╔══

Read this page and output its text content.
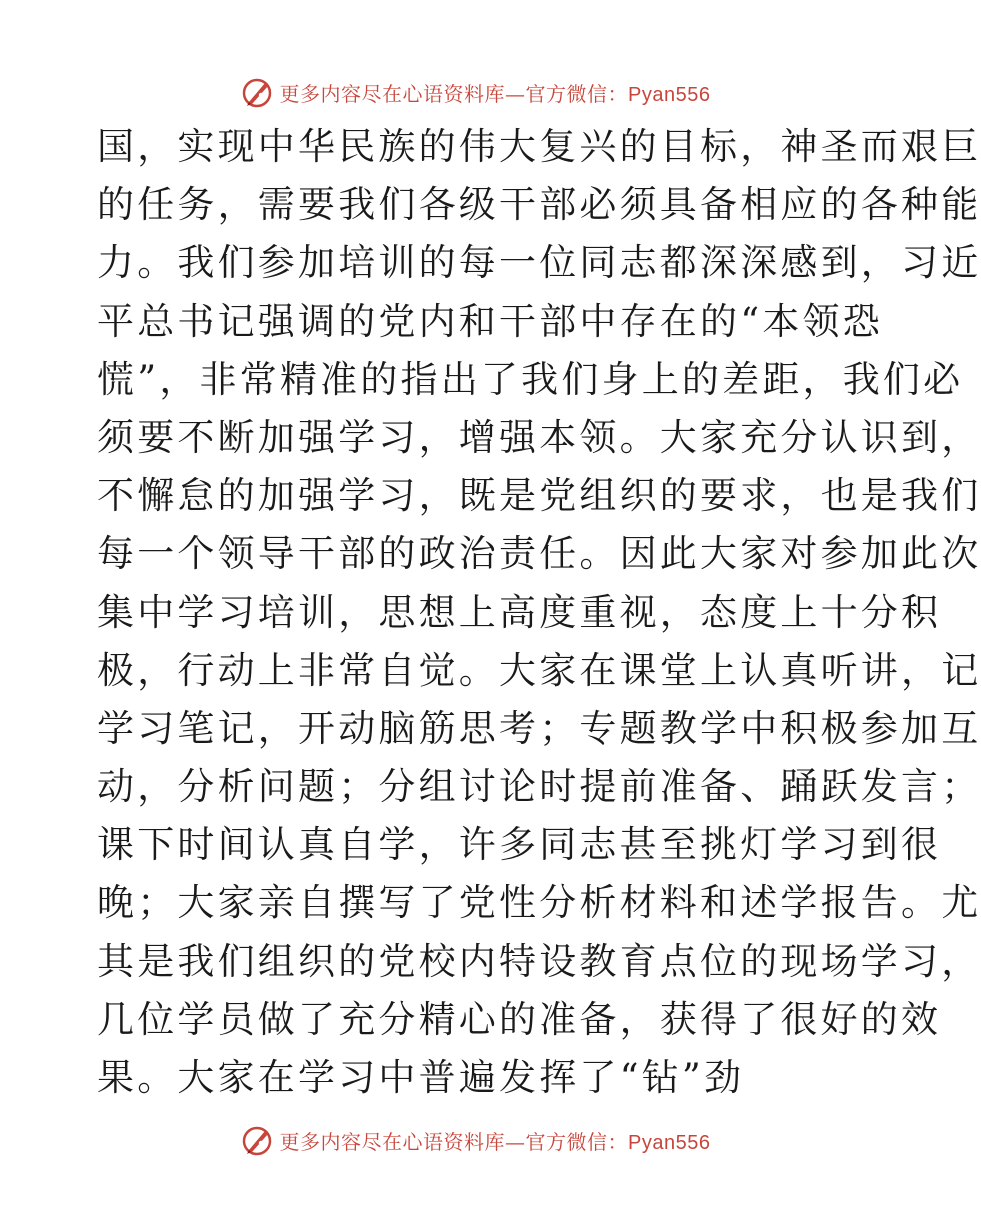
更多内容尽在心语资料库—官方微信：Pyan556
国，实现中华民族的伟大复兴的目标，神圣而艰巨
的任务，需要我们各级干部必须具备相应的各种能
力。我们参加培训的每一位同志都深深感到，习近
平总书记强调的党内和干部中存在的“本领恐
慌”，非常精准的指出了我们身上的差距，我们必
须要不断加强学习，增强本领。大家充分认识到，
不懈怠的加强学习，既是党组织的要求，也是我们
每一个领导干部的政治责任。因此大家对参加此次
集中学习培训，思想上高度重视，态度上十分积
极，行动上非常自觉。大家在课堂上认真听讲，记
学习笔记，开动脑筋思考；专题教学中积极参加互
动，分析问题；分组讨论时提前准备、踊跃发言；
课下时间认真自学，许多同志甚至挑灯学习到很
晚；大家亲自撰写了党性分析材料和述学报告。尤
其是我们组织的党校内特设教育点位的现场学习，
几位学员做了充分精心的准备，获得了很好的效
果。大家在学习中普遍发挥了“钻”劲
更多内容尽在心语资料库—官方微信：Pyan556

╚══

• **JOB**: Leave out the pictures and output every record above precisely as given.

• **TASK RESULT**:
Read this page and output its text content.
更多内容尽在心语资料库—官方微信：Pyan556
国，实现中华民族的伟大复兴的目标，神圣而艰巨
的任务，需要我们各级干部必须具备相应的各种能
力。我们参加培训的每一位同志都深深感到，习近
平总书记强调的党内和干部中存在的“本领恐
慌”，非常精准的指出了我们身上的差距，我们必
须要不断加强学习，增强本领。大家充分认识到，
不懈怠的加强学习，既是党组织的要求，也是我们
每一个领导干部的政治责任。因此大家对参加此次
集中学习培训，思想上高度重视，态度上十分积
极，行动上非常自觉。大家在课堂上认真听讲，记
学习笔记，开动脑筋思考；专题教学中积极参加互
动，分析问题；分组讨论时提前准备、踊跃发言；
课下时间认真自学，许多同志甚至挑灯学习到很
晚；大家亲自撰写了党性分析材料和述学报告。尤
其是我们组织的党校内特设教育点位的现场学习，
几位学员做了充分精心的准备，获得了很好的效
果。大家在学习中普遍发挥了“钻”劲
更多内容尽在心语资料库—官方微信：Pyan556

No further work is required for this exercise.